Task input:
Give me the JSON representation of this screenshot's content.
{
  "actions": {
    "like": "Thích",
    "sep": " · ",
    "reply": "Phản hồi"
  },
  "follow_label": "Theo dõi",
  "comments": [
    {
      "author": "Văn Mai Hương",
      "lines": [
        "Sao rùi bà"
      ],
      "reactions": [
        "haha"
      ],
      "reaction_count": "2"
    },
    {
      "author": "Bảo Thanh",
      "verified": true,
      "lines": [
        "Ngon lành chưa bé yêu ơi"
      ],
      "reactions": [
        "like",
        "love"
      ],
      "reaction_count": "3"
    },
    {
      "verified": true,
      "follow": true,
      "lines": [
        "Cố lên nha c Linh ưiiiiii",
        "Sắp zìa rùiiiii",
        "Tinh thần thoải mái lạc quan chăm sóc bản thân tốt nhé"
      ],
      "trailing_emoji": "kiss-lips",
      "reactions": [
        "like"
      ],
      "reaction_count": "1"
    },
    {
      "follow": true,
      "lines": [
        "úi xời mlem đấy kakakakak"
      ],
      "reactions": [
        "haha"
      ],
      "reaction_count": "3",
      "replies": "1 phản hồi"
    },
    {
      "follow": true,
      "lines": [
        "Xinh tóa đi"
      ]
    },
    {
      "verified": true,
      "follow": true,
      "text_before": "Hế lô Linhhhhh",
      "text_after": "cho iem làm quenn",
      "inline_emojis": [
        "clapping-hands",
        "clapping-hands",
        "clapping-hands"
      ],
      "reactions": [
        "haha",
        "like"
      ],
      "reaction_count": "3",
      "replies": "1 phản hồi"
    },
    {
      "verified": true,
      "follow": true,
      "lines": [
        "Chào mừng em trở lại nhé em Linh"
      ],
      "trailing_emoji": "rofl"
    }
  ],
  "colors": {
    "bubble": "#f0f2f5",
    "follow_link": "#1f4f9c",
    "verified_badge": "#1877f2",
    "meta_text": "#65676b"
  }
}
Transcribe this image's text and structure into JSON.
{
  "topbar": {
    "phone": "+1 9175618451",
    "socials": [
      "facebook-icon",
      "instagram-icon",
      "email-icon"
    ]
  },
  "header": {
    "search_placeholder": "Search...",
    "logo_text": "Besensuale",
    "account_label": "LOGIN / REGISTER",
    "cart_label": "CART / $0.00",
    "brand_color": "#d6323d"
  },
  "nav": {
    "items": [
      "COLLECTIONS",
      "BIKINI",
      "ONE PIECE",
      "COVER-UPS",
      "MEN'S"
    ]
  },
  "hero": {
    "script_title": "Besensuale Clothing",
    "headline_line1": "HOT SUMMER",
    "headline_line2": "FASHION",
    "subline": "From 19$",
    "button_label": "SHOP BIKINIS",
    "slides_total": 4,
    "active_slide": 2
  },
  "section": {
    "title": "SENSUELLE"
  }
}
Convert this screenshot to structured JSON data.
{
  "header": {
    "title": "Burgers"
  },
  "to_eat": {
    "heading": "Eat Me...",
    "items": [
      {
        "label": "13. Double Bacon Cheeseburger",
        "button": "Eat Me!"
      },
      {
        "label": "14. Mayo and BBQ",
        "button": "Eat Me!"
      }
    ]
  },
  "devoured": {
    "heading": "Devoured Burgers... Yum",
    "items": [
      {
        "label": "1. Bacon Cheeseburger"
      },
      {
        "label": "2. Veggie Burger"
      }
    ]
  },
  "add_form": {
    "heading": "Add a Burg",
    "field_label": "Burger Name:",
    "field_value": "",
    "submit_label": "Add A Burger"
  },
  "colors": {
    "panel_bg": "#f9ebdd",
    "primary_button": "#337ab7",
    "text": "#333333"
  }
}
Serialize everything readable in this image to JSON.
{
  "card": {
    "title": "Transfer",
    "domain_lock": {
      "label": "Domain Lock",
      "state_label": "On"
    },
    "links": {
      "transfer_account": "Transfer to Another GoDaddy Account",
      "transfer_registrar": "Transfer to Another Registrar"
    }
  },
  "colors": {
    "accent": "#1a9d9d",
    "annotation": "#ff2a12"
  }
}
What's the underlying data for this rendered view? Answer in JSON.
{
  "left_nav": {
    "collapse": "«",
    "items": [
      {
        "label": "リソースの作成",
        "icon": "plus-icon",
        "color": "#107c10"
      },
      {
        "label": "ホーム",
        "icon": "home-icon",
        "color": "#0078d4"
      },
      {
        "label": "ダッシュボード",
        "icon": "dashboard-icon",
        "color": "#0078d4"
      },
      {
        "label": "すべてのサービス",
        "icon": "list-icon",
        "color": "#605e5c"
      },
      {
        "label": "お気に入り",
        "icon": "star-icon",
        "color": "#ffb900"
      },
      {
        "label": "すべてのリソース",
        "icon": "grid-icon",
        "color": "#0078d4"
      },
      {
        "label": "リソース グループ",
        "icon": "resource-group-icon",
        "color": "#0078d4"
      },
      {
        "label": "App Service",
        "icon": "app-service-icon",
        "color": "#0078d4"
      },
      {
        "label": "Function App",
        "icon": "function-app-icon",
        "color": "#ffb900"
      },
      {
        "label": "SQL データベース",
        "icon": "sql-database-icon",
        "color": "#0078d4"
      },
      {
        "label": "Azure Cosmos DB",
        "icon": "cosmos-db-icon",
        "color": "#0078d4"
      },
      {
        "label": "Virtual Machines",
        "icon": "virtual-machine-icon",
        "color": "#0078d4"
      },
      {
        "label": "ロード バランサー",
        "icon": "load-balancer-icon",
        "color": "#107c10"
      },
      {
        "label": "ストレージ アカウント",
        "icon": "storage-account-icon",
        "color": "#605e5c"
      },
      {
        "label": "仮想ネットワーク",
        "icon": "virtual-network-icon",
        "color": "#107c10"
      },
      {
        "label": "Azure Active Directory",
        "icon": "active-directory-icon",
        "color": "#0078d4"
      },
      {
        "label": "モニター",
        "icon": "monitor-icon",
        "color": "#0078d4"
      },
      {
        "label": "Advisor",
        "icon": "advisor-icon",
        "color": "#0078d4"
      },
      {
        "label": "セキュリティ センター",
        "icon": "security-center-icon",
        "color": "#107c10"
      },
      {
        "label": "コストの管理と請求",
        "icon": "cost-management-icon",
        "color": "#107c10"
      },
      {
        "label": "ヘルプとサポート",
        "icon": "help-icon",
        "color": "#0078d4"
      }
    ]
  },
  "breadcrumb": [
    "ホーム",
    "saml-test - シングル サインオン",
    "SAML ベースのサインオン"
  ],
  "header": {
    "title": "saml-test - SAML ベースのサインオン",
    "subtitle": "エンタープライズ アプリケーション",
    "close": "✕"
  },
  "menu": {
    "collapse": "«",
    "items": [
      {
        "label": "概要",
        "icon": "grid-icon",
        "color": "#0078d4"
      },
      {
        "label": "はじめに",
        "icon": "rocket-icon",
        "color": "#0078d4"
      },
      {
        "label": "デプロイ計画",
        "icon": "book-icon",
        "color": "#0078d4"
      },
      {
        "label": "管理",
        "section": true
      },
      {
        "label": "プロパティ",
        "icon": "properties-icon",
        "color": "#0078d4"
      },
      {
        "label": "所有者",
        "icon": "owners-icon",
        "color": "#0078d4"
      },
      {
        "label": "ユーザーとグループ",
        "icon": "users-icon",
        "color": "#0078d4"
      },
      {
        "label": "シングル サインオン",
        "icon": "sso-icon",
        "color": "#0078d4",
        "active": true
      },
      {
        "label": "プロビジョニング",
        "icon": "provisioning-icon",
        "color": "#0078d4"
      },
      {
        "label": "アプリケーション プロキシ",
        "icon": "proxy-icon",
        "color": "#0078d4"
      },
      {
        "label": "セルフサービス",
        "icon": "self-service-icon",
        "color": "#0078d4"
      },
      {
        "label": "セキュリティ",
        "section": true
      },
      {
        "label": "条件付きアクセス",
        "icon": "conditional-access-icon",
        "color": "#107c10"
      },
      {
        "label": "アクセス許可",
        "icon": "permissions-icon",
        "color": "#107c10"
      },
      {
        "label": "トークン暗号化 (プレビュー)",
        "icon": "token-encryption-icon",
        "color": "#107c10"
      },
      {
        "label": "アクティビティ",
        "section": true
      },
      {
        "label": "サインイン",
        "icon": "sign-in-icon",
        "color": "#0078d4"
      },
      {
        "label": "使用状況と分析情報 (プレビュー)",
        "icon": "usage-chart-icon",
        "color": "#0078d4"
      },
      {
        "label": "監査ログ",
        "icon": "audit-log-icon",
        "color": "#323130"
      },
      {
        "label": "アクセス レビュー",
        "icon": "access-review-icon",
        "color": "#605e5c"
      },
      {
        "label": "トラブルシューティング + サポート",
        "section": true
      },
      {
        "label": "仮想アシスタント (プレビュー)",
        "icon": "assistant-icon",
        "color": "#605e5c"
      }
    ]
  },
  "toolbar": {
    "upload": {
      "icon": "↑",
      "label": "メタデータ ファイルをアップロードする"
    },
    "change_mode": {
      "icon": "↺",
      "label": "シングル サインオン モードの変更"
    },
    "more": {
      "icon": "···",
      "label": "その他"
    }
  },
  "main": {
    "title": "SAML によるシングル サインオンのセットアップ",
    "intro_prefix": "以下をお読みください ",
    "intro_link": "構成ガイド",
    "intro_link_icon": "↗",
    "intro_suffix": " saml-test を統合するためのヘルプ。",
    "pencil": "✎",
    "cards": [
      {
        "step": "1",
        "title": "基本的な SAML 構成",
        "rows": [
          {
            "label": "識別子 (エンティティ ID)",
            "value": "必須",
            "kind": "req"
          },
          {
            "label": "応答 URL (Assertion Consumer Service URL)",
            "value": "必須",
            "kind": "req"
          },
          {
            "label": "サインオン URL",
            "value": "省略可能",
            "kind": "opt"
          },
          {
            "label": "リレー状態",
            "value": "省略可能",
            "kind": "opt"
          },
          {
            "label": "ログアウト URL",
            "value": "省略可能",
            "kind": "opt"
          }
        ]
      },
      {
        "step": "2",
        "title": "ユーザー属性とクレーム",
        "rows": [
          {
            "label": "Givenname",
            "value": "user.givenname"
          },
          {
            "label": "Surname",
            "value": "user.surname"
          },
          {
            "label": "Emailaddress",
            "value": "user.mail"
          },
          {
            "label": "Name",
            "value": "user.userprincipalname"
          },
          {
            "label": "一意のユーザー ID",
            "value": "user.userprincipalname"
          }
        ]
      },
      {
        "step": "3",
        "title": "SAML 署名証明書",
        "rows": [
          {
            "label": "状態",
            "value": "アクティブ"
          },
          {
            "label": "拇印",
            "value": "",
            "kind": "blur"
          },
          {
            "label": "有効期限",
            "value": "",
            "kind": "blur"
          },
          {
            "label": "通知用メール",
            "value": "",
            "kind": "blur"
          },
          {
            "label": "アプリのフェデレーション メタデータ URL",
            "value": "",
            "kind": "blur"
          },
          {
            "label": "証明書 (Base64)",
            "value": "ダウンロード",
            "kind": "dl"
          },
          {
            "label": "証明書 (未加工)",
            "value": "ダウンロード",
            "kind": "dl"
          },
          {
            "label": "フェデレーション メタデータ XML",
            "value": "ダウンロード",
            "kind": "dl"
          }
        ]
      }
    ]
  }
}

What is expected:
Find every line in the listing that holds the string "Cheeseburger", then say how many there are as a bare number.

Answer for the task:
2